* GIVEN TASK
Write out all of the data without omission, exactly as shown.
## Start DATA TO PROCESS
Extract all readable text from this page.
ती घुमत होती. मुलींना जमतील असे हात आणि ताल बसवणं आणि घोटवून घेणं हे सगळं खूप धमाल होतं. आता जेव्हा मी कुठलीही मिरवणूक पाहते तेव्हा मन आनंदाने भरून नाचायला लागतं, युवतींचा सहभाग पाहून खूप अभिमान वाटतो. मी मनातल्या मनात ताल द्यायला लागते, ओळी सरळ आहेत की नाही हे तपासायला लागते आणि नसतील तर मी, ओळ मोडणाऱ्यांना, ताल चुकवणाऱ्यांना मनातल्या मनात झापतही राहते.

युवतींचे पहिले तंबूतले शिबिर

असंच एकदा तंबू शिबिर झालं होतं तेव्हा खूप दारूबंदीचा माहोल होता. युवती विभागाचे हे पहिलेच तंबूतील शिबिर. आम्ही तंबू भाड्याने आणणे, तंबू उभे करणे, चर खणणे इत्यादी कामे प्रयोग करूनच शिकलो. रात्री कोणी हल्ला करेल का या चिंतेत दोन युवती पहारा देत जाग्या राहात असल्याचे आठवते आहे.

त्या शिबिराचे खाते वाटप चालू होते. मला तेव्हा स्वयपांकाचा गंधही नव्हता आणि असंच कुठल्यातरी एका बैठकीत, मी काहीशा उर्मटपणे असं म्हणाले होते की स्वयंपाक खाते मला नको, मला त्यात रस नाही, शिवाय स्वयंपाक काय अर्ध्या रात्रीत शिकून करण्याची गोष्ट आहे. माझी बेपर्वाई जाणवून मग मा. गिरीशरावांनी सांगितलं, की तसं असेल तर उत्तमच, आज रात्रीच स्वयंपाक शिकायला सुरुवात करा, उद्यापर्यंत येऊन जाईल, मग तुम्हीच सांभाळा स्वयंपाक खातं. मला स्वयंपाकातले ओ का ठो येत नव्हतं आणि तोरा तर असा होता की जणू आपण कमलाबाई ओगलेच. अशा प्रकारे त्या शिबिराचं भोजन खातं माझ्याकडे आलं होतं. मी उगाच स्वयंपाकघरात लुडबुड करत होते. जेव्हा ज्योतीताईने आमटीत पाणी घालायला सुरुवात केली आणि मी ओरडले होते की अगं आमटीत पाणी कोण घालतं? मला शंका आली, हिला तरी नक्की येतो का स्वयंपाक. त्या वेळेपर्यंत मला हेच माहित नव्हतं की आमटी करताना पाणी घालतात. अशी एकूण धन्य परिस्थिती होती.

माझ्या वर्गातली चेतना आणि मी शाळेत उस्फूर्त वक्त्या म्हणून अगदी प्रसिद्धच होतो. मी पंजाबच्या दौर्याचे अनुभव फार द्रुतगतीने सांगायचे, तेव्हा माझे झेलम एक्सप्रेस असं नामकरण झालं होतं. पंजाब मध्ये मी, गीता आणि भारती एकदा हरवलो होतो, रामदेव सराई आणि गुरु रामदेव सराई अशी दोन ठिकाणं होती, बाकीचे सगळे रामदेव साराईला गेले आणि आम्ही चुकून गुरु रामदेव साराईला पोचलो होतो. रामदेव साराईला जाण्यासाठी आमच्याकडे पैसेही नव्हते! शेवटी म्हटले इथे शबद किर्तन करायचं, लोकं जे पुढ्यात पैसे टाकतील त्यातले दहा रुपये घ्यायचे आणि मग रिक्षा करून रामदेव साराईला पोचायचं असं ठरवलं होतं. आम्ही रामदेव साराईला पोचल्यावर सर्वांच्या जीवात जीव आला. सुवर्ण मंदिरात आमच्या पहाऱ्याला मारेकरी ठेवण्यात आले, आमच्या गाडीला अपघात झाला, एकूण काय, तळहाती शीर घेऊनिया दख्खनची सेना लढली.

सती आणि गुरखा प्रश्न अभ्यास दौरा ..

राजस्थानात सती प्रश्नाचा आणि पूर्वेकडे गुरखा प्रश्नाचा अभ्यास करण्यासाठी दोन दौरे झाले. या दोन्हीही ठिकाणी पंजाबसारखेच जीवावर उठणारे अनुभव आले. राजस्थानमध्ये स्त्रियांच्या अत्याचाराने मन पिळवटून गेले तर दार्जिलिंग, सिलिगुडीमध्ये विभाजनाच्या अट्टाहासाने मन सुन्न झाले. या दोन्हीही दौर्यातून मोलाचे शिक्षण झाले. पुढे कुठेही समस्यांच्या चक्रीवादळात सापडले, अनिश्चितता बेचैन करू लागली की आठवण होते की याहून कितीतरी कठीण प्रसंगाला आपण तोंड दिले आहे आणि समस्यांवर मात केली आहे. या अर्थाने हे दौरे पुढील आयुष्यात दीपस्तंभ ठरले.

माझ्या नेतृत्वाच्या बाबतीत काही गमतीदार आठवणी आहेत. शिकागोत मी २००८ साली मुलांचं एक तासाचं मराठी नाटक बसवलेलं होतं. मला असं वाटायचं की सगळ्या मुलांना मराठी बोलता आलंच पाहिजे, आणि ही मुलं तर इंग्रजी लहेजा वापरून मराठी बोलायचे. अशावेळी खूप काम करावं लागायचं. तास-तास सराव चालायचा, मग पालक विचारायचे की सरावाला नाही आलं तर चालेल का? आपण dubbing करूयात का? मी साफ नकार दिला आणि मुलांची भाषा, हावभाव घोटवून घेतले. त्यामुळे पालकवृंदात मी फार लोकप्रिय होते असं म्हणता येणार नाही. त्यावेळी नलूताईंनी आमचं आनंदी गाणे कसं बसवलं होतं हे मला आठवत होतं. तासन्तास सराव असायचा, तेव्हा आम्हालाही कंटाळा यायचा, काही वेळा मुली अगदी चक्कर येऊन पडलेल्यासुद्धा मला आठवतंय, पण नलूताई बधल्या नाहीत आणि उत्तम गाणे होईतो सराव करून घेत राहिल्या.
## End DATA TO PROCESS
* WRITTEN ANSWER
Extract all readable text from this page.
ती घुमत होती. मुलींना जमतील असे हात आणि ताल बसवणं आणि घोटवून घेणं हे सगळं खूप धमाल होतं. आता जेव्हा मी कुठलीही मिरवणूक पाहते तेव्हा मन आनंदाने भरून नाचायला लागतं, युवतींचा सहभाग पाहून खूप अभिमान वाटतो. मी मनातल्या मनात ताल द्यायला लागते, ओळी सरळ आहेत की नाही हे तपासायला लागते आणि नसतील तर मी, ओळ मोडणाऱ्यांना, ताल चुकवणाऱ्यांना मनातल्या मनात झापतही राहते.

युवतींचे पहिले तंबूतले शिबिर

असंच एकदा तंबू शिबिर झालं होतं तेव्हा खूप दारूबंदीचा माहोल होता. युवती विभागाचे हे पहिलेच तंबूतील शिबिर. आम्ही तंबू भाड्याने आणणे, तंबू उभे करणे, चर खणणे इत्यादी कामे प्रयोग करूनच शिकलो. रात्री कोणी हल्ला करेल का या चिंतेत दोन युवती पहारा देत जाग्या राहात असल्याचे आठवते आहे.

त्या शिबिराचे खाते वाटप चालू होते. मला तेव्हा स्वयपांकाचा गंधही नव्हता आणि असंच कुठल्यातरी एका बैठकीत, मी काहीशा उर्मटपणे असं म्हणाले होते की स्वयंपाक खाते मला नको, मला त्यात रस नाही, शिवाय स्वयंपाक काय अर्ध्या रात्रीत शिकून करण्याची गोष्ट आहे. माझी बेपर्वाई जाणवून मग मा. गिरीशरावांनी सांगितलं, की तसं असेल तर उत्तमच, आज रात्रीच स्वयंपाक शिकायला सुरुवात करा, उद्यापर्यंत येऊन जाईल, मग तुम्हीच सांभाळा स्वयंपाक खातं. मला स्वयंपाकातले ओ का ठो येत नव्हतं आणि तोरा तर असा होता की जणू आपण कमलाबाई ओगलेच. अशा प्रकारे त्या शिबिराचं भोजन खातं माझ्याकडे आलं होतं. मी उगाच स्वयंपाकघरात लुडबुड करत होते. जेव्हा ज्योतीताईने आमटीत पाणी घालायला सुरुवात केली आणि मी ओरडले होते की अगं आमटीत पाणी कोण घालतं? मला शंका आली, हिला तरी नक्की येतो का स्वयंपाक. त्या वेळेपर्यंत मला हेच माहित नव्हतं की आमटी करताना पाणी घालतात. अशी एकूण धन्य परिस्थिती होती.

माझ्या वर्गातली चेतना आणि मी शाळेत उस्फूर्त वक्त्या म्हणून अगदी प्रसिद्धच होतो. मी पंजाबच्या दौर्याचे अनुभव फार द्रुतगतीने सांगायचे, तेव्हा माझे झेलम एक्सप्रेस असं नामकरण झालं होतं. पंजाब मध्ये मी, गीता आणि भारती एकदा हरवलो होतो, रामदेव सराई आणि गुरु रामदेव सराई अशी दोन ठिकाणं होती, बाकीचे सगळे रामदेव साराईला गेले आणि आम्ही चुकून गुरु रामदेव साराईला पोचलो होतो. रामदेव साराईला जाण्यासाठी आमच्याकडे पैसेही नव्हते! शेवटी म्हटले इथे शबद किर्तन करायचं, लोकं जे पुढ्यात पैसे टाकतील त्यातले दहा रुपये घ्यायचे आणि मग रिक्षा करून रामदेव साराईला पोचायचं असं ठरवलं होतं. आम्ही रामदेव साराईला पोचल्यावर सर्वांच्या जीवात जीव आला. सुवर्ण मंदिरात आमच्या पहाऱ्याला मारेकरी ठेवण्यात आले, आमच्या गाडीला अपघात झाला, एकूण काय, तळहाती शीर घेऊनिया दख्खनची सेना लढली.

सती आणि गुरखा प्रश्न अभ्यास दौरा ..

राजस्थानात सती प्रश्नाचा आणि पूर्वेकडे गुरखा प्रश्नाचा अभ्यास करण्यासाठी दोन दौरे झाले. या दोन्हीही ठिकाणी पंजाबसारखेच जीवावर उठणारे अनुभव आले. राजस्थानमध्ये स्त्रियांच्या अत्याचाराने मन पिळवटून गेले तर दार्जिलिंग, सिलिगुडीमध्ये विभाजनाच्या अट्टाहासाने मन सुन्न झाले. या दोन्हीही दौर्यातून मोलाचे शिक्षण झाले. पुढे कुठेही समस्यांच्या चक्रीवादळात सापडले, अनिश्चितता बेचैन करू लागली की आठवण होते की याहून कितीतरी कठीण प्रसंगाला आपण तोंड दिले आहे आणि समस्यांवर मात केली आहे. या अर्थाने हे दौरे पुढील आयुष्यात दीपस्तंभ ठरले.

माझ्या नेतृत्वाच्या बाबतीत काही गमतीदार आठवणी आहेत. शिकागोत मी २००८ साली मुलांचं एक तासाचं मराठी नाटक बसवलेलं होतं. मला असं वाटायचं की सगळ्या मुलांना मराठी बोलता आलंच पाहिजे, आणि ही मुलं तर इंग्रजी लहेजा वापरून मराठी बोलायचे. अशावेळी खूप काम करावं लागायचं. तास-तास सराव चालायचा, मग पालक विचारायचे की सरावाला नाही आलं तर चालेल का? आपण dubbing करूयात का? मी साफ नकार दिला आणि मुलांची भाषा, हावभाव घोटवून घेतले. त्यामुळे पालकवृंदात मी फार लोकप्रिय होते असं म्हणता येणार नाही. त्यावेळी नलूताईंनी आमचं आनंदी गाणे कसं बसवलं होतं हे मला आठवत होतं. तासन्तास सराव असायचा, तेव्हा आम्हालाही कंटाळा यायचा, काही वेळा मुली अगदी चक्कर येऊन पडलेल्यासुद्धा मला आठवतंय, पण नलूताई बधल्या नाहीत आणि उत्तम गाणे होईतो सराव करून घेत राहिल्या.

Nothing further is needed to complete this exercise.